Your task is to transcribe the data in full.

-=-=-

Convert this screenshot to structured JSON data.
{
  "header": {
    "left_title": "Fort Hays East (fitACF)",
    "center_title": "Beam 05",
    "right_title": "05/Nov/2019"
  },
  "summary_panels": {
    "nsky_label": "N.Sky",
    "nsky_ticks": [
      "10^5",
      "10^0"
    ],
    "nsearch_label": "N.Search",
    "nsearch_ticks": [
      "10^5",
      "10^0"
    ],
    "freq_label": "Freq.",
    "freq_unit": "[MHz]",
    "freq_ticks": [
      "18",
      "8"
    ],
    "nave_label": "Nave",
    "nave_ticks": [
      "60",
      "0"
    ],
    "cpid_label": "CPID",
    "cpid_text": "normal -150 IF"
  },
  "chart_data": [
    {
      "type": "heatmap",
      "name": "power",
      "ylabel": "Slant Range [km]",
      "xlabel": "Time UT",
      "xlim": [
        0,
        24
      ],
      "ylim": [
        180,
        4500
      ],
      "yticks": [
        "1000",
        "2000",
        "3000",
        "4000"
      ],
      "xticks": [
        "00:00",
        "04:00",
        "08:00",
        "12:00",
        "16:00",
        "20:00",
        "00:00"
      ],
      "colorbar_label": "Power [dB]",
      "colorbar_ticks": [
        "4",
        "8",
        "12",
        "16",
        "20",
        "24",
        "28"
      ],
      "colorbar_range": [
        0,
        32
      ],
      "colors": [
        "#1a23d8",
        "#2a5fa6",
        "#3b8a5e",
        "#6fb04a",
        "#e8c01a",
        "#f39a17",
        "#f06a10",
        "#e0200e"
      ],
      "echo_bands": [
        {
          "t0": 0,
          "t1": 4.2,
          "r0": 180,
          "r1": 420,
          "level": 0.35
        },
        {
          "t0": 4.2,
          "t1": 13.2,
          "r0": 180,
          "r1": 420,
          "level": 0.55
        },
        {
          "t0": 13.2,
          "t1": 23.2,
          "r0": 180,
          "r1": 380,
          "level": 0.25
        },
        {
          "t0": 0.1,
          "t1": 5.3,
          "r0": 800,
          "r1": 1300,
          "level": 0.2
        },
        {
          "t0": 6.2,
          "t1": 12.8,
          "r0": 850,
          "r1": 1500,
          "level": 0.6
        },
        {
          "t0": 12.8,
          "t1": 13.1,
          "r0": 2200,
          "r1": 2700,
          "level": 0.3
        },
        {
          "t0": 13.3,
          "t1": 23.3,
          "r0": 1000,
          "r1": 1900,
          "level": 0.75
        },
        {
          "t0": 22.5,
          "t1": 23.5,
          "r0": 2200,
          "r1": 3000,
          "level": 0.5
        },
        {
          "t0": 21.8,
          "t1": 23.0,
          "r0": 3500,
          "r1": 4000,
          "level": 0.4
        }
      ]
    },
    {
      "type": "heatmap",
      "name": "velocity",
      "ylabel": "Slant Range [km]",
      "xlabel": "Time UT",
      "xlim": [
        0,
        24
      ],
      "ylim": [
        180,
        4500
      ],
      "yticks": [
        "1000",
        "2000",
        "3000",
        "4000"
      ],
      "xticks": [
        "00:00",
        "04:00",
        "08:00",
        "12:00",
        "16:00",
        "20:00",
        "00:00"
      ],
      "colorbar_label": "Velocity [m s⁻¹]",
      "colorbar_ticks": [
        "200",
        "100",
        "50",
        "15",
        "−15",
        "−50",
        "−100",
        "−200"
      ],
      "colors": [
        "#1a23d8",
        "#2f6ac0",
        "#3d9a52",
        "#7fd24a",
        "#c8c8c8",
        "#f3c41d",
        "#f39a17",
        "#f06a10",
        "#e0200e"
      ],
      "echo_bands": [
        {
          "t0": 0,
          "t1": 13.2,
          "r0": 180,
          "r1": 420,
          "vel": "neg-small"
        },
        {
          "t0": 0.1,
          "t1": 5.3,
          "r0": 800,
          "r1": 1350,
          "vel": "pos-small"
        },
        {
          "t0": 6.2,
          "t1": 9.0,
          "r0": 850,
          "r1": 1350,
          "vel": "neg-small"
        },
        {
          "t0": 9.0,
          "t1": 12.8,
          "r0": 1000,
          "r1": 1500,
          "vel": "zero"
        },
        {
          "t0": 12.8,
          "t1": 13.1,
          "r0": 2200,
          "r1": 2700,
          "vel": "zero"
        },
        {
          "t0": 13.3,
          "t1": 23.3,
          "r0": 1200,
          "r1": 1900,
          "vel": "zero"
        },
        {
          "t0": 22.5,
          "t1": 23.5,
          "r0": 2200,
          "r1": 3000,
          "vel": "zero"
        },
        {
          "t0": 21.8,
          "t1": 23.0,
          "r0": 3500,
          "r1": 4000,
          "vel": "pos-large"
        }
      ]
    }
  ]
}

-=-=-

# [CORRECT OUTPUT]
Convert this screenshot to structured JSON data.
{
  "header": {
    "left_title": "Fort Hays East (fitACF)",
    "center_title": "Beam 05",
    "right_title": "05/Nov/2019"
  },
  "summary_panels": {
    "nsky_label": "N.Sky",
    "nsky_ticks": [
      "10^5",
      "10^0"
    ],
    "nsearch_label": "N.Search",
    "nsearch_ticks": [
      "10^5",
      "10^0"
    ],
    "freq_label": "Freq.",
    "freq_unit": "[MHz]",
    "freq_ticks": [
      "18",
      "8"
    ],
    "nave_label": "Nave",
    "nave_ticks": [
      "60",
      "0"
    ],
    "cpid_label": "CPID",
    "cpid_text": "normal -150 IF"
  },
  "chart_data": [
    {
      "type": "heatmap",
      "name": "power",
      "ylabel": "Slant Range [km]",
      "xlabel": "Time UT",
      "xlim": [
        0,
        24
      ],
      "ylim": [
        180,
        4500
      ],
      "yticks": [
        "1000",
        "2000",
        "3000",
        "4000"
      ],
      "xticks": [
        "00:00",
        "04:00",
        "08:00",
        "12:00",
        "16:00",
        "20:00",
        "00:00"
      ],
      "colorbar_label": "Power [dB]",
      "colorbar_ticks": [
        "4",
        "8",
        "12",
        "16",
        "20",
        "24",
        "28"
      ],
      "colorbar_range": [
        0,
        32
      ],
      "colors": [
        "#1a23d8",
        "#2a5fa6",
        "#3b8a5e",
        "#6fb04a",
        "#e8c01a",
        "#f39a17",
        "#f06a10",
        "#e0200e"
      ],
      "echo_bands": [
        {
          "t0": 0,
          "t1": 4.2,
          "r0": 180,
          "r1": 420,
          "level": 0.35
        },
        {
          "t0": 4.2,
          "t1": 13.2,
          "r0": 180,
          "r1": 420,
          "level": 0.55
        },
        {
          "t0": 13.2,
          "t1": 23.2,
          "r0": 180,
          "r1": 380,
          "level": 0.25
        },
        {
          "t0": 0.1,
          "t1": 5.3,
          "r0": 800,
          "r1": 1300,
          "level": 0.2
        },
        {
          "t0": 6.2,
          "t1": 12.8,
          "r0": 850,
          "r1": 1500,
          "level": 0.6
        },
        {
          "t0": 12.8,
          "t1": 13.1,
          "r0": 2200,
          "r1": 2700,
          "level": 0.3
        },
        {
          "t0": 13.3,
          "t1": 23.3,
          "r0": 1000,
          "r1": 1900,
          "level": 0.75
        },
        {
          "t0": 22.5,
          "t1": 23.5,
          "r0": 2200,
          "r1": 3000,
          "level": 0.5
        },
        {
          "t0": 21.8,
          "t1": 23.0,
          "r0": 3500,
          "r1": 4000,
          "level": 0.4
        }
      ]
    },
    {
      "type": "heatmap",
      "name": "velocity",
      "ylabel": "Slant Range [km]",
      "xlabel": "Time UT",
      "xlim": [
        0,
        24
      ],
      "ylim": [
        180,
        4500
      ],
      "yticks": [
        "1000",
        "2000",
        "3000",
        "4000"
      ],
      "xticks": [
        "00:00",
        "04:00",
        "08:00",
        "12:00",
        "16:00",
        "20:00",
        "00:00"
      ],
      "colorbar_label": "Velocity [m s⁻¹]",
      "colorbar_ticks": [
        "200",
        "100",
        "50",
        "15",
        "−15",
        "−50",
        "−100",
        "−200"
      ],
      "colors": [
        "#1a23d8",
        "#2f6ac0",
        "#3d9a52",
        "#7fd24a",
        "#c8c8c8",
        "#f3c41d",
        "#f39a17",
        "#f06a10",
        "#e0200e"
      ],
      "echo_bands": [
        {
          "t0": 0,
          "t1": 13.2,
          "r0": 180,
          "r1": 420,
          "vel": "neg-small"
        },
        {
          "t0": 0.1,
          "t1": 5.3,
          "r0": 800,
          "r1": 1350,
          "vel": "pos-small"
        },
        {
          "t0": 6.2,
          "t1": 9.0,
          "r0": 850,
          "r1": 1350,
          "vel": "neg-small"
        },
        {
          "t0": 9.0,
          "t1": 12.8,
          "r0": 1000,
          "r1": 1500,
          "vel": "zero"
        },
        {
          "t0": 12.8,
          "t1": 13.1,
          "r0": 2200,
          "r1": 2700,
          "vel": "zero"
        },
        {
          "t0": 13.3,
          "t1": 23.3,
          "r0": 1200,
          "r1": 1900,
          "vel": "zero"
        },
        {
          "t0": 22.5,
          "t1": 23.5,
          "r0": 2200,
          "r1": 3000,
          "vel": "zero"
        },
        {
          "t0": 21.8,
          "t1": 23.0,
          "r0": 3500,
          "r1": 4000,
          "vel": "pos-large"
        }
      ]
    }
  ]
}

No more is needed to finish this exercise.